Scan the records for the word "노인학대". Copy each line that includes it.

----

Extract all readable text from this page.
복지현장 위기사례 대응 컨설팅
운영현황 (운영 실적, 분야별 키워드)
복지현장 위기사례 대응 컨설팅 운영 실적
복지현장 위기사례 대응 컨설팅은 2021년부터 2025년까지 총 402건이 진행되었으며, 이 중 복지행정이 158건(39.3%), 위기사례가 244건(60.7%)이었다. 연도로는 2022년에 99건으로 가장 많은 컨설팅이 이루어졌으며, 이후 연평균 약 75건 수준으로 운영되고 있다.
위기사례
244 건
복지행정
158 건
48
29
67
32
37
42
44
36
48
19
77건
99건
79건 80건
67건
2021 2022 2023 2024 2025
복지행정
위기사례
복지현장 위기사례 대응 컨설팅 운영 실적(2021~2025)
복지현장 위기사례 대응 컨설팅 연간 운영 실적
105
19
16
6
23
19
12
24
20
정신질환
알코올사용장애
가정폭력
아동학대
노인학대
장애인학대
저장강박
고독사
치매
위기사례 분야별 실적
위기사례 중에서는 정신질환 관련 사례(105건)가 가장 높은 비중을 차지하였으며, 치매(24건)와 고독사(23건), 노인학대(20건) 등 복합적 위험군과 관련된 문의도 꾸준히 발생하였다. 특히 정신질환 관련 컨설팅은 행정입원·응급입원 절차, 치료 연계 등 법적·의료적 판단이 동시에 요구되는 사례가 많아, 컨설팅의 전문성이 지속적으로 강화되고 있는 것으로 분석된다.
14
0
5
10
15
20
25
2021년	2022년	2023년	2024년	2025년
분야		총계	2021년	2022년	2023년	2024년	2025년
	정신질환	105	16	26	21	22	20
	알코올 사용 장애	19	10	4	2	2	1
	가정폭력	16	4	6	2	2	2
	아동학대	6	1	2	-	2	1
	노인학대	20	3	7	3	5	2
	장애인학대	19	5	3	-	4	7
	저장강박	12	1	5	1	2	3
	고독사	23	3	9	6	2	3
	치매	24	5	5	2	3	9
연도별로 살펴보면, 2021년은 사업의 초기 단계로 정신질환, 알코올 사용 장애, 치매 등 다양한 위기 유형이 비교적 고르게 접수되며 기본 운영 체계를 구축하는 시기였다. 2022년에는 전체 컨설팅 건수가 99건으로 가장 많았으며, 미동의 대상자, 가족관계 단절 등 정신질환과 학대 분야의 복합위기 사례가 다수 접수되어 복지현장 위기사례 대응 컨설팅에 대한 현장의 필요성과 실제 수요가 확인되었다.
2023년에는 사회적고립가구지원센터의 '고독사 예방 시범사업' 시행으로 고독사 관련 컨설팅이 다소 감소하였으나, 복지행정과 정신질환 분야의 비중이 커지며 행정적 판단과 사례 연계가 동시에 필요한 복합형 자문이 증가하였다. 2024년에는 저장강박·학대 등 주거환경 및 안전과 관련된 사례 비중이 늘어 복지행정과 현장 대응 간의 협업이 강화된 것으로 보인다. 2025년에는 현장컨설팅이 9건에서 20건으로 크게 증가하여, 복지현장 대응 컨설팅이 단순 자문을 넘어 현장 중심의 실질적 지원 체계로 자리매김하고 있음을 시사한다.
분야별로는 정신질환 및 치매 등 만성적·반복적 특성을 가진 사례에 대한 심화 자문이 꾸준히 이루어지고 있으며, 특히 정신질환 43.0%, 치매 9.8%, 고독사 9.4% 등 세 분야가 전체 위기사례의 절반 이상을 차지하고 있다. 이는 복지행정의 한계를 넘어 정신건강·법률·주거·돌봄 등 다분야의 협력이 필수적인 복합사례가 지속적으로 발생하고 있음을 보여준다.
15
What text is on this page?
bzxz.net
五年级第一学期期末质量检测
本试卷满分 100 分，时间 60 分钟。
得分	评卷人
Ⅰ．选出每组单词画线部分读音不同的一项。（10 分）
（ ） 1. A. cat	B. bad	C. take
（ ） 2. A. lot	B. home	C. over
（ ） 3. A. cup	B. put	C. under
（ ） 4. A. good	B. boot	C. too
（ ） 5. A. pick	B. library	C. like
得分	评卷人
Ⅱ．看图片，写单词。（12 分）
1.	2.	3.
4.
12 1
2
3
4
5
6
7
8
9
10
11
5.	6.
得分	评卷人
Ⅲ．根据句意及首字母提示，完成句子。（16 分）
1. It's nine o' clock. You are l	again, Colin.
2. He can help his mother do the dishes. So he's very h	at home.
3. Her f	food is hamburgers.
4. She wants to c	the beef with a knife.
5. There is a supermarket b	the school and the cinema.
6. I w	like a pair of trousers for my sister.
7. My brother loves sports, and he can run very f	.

----

- [RESPONSE TO THIS EXERCISE]:
노인학대
위기사례 중에서는 정신질환 관련 사례(105건)가 가장 높은 비중을 차지하였으며, 치매(24건)와 고독사(23건), 노인학대(20건) 등 복합적 위험군과 관련된 문의도 꾸준히 발생하였다. 특히 정신질환 관련 컨설팅은 행정입원·응급입원 절차, 치료 연계 등 법적·의료적 판단이 동시에 요구되는 사례가 많아, 컨설팅의 전문성이 지속적으로 강화되고 있는 것으로 분석된다.
	노인학대	20	3	7	3	5	2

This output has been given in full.